Data excerpts:
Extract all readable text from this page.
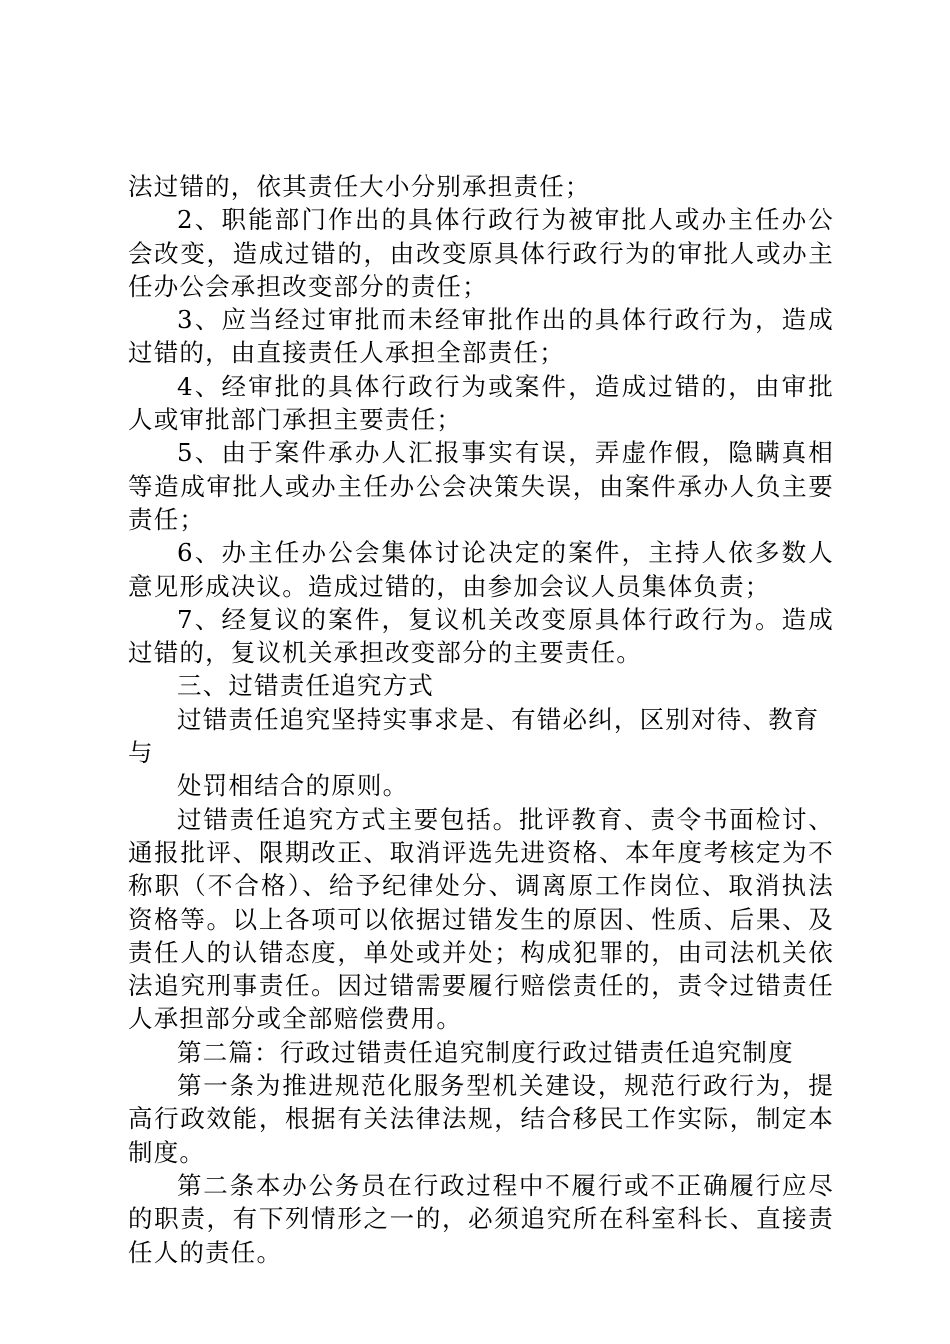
法过错的，依其责任大小分别承担责任；

2、职能部门作出的具体行政行为被审批人或办主任办公会改变，造成过错的，由改变原具体行政行为的审批人或办主任办公会承担改变部分的责任；

3、应当经过审批而未经审批作出的具体行政行为，造成过错的，由直接责任人承担全部责任；

4、经审批的具体行政行为或案件，造成过错的，由审批人或审批部门承担主要责任；

5、由于案件承办人汇报事实有误，弄虚作假，隐瞒真相等造成审批人或办主任办公会决策失误，由案件承办人负主要责任；

6、办主任办公会集体讨论决定的案件，主持人依多数人意见形成决议。造成过错的，由参加会议人员集体负责；

7、经复议的案件，复议机关改变原具体行政行为。造成过错的，复议机关承担改变部分的主要责任。

三、过错责任追究方式

过错责任追究坚持实事求是、有错必纠，区别对待、教育与

处罚相结合的原则。

过错责任追究方式主要包括。批评教育、责令书面检讨、通报批评、限期改正、取消评选先进资格、本年度考核定为不称职（不合格）、给予纪律处分、调离原工作岗位、取消执法资格等。以上各项可以依据过错发生的原因、性质、后果、及责任人的认错态度，单处或并处；构成犯罪的，由司法机关依法追究刑事责任。因过错需要履行赔偿责任的，责令过错责任人承担部分或全部赔偿费用。

第二篇：行政过错责任追究制度行政过错责任追究制度

第一条为推进规范化服务型机关建设，规范行政行为，提高行政效能，根据有关法律法规，结合移民工作实际，制定本制度。

第二条本办公务员在行政过程中不履行或不正确履行应尽的职责，有下列情形之一的，必须追究所在科室科长、直接责任人的责任。
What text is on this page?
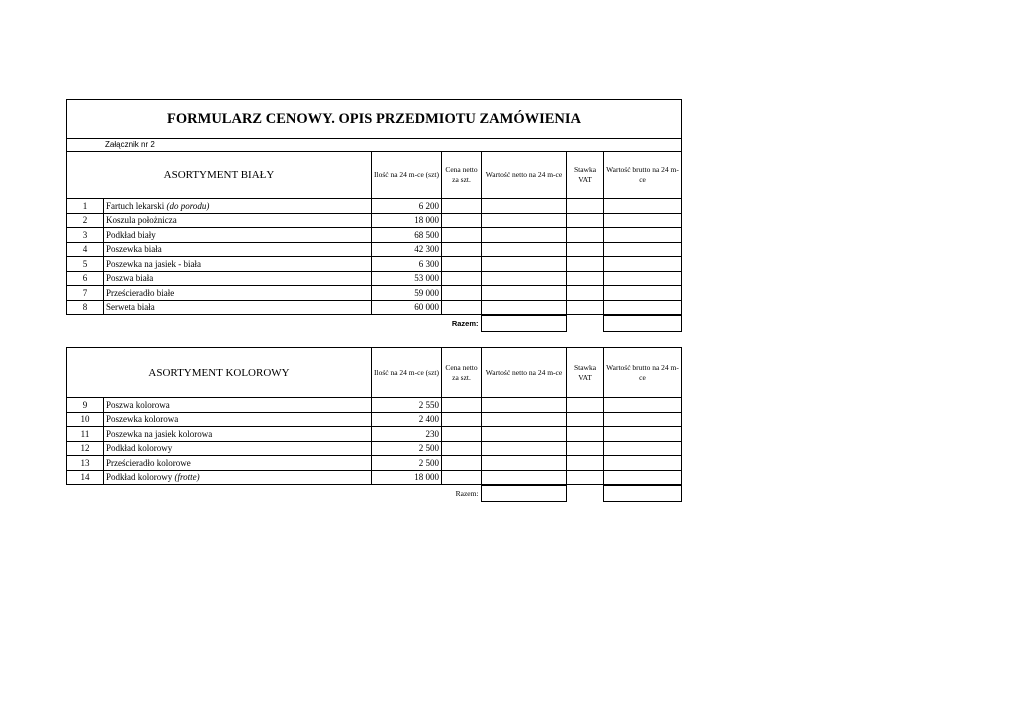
FORMULARZ CENOWY. OPIS PRZEDMIOTU ZAMÓWIENIA						
Załącznik nr 2						
ASORTYMENT BIAŁY		Ilość na 24 m-ce (szt)	Cena netto za szt.	Wartość netto na 24 m-ce	Stawka VAT	Wartość brutto na 24 m-ce
1	Fartuch lekarski (do porodu)	6 200				
2	Koszula położnicza	18 000				
3	Podkład biały	68 500				
4	Poszewka biała	42 300				
5	Poszewka na jasiek - biała	6 300				
6	Poszwa biała	53 000				
7	Prześcieradło białe	59 000				
8	Serweta biała	60 000				
Razem:			
ASORTYMENT KOLOROWY		Ilość na 24 m-ce (szt)	Cena netto za szt.	Wartość netto na 24 m-ce	Stawka VAT	Wartość brutto na 24 m-ce
9	Poszwa kolorowa	2 550				
10	Poszewka kolorowa	2 400				
11	Poszewka na jasiek kolorowa	230				
12	Podkład kolorowy	2 500				
13	Prześcieradło kolorowe	2 500				
14	Podkład kolorowy (frotte)	18 000				
Razem:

• **Task directions**
Output the span from the line with "What text is on this page?" through the last line of the data, inclusive and exact, and omit every picture.

• **Exercise output**
What text is on this page?
FORMULARZ CENOWY. OPIS PRZEDMIOTU ZAMÓWIENIA						
Załącznik nr 2						
ASORTYMENT BIAŁY		Ilość na 24 m-ce (szt)	Cena netto za szt.	Wartość netto na 24 m-ce	Stawka VAT	Wartość brutto na 24 m-ce
1	Fartuch lekarski (do porodu)	6 200				
2	Koszula położnicza	18 000				
3	Podkład biały	68 500				
4	Poszewka biała	42 300				
5	Poszewka na jasiek - biała	6 300				
6	Poszwa biała	53 000				
7	Prześcieradło białe	59 000				
8	Serweta biała	60 000				
Razem:			
ASORTYMENT KOLOROWY		Ilość na 24 m-ce (szt)	Cena netto za szt.	Wartość netto na 24 m-ce	Stawka VAT	Wartość brutto na 24 m-ce
9	Poszwa kolorowa	2 550				
10	Poszewka kolorowa	2 400				
11	Poszewka na jasiek kolorowa	230				
12	Podkład kolorowy	2 500				
13	Prześcieradło kolorowe	2 500				
14	Podkład kolorowy (frotte)	18 000				
Razem:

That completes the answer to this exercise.